> Given request
Look through the lines and report how many include the word "computer", giving nothing but the number.
___ Excerpted records
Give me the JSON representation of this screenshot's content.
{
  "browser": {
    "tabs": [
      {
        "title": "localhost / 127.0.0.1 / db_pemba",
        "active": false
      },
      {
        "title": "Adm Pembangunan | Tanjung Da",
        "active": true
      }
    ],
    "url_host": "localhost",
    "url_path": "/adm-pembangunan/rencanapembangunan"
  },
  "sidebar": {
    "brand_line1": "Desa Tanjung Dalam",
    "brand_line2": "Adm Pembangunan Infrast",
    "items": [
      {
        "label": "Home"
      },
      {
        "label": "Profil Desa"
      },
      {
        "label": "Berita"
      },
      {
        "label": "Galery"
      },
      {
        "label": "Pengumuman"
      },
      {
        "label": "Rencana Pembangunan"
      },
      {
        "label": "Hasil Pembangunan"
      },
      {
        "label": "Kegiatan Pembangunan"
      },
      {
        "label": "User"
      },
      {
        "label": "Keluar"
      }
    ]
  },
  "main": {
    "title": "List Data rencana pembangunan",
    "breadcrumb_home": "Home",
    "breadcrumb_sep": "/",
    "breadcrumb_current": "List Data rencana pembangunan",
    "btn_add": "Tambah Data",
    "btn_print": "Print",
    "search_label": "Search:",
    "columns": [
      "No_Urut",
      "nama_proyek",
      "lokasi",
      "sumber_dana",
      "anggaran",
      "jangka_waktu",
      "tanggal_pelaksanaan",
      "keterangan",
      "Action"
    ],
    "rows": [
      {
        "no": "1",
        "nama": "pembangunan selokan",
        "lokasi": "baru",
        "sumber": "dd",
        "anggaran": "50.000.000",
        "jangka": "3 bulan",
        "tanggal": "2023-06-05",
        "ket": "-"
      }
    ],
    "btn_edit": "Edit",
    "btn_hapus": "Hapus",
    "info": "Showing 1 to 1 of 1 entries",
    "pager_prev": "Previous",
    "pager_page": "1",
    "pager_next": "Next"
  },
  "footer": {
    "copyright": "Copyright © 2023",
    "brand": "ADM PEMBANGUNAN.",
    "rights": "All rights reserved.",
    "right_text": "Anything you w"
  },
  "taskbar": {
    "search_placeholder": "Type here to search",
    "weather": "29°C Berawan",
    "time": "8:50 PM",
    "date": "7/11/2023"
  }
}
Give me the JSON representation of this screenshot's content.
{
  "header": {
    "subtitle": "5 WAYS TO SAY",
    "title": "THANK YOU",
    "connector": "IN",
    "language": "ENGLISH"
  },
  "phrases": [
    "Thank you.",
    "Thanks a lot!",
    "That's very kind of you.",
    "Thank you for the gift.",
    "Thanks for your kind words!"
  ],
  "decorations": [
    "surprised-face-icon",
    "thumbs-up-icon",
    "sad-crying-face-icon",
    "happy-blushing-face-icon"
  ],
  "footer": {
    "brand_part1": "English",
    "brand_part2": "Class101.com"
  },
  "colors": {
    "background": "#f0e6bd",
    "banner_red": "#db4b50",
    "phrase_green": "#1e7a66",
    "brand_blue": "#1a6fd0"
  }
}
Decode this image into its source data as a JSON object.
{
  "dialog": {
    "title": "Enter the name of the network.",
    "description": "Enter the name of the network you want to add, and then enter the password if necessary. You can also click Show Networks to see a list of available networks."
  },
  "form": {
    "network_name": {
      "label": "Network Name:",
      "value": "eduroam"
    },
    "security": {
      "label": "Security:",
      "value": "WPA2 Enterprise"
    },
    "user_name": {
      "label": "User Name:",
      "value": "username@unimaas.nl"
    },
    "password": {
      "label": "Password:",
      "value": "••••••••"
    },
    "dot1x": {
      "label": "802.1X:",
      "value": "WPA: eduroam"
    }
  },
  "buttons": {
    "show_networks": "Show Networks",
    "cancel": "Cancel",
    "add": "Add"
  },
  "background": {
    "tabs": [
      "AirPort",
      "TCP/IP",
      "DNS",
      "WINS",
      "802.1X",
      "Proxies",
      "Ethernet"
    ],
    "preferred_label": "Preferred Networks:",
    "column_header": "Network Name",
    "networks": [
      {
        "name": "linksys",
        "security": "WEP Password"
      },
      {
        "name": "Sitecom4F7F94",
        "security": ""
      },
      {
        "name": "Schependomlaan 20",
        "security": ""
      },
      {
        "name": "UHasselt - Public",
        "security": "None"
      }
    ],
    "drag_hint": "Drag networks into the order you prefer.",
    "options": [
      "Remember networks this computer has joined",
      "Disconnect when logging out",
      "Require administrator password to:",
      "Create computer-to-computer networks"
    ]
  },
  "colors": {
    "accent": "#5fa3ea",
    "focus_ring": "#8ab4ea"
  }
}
______
> Complete response
2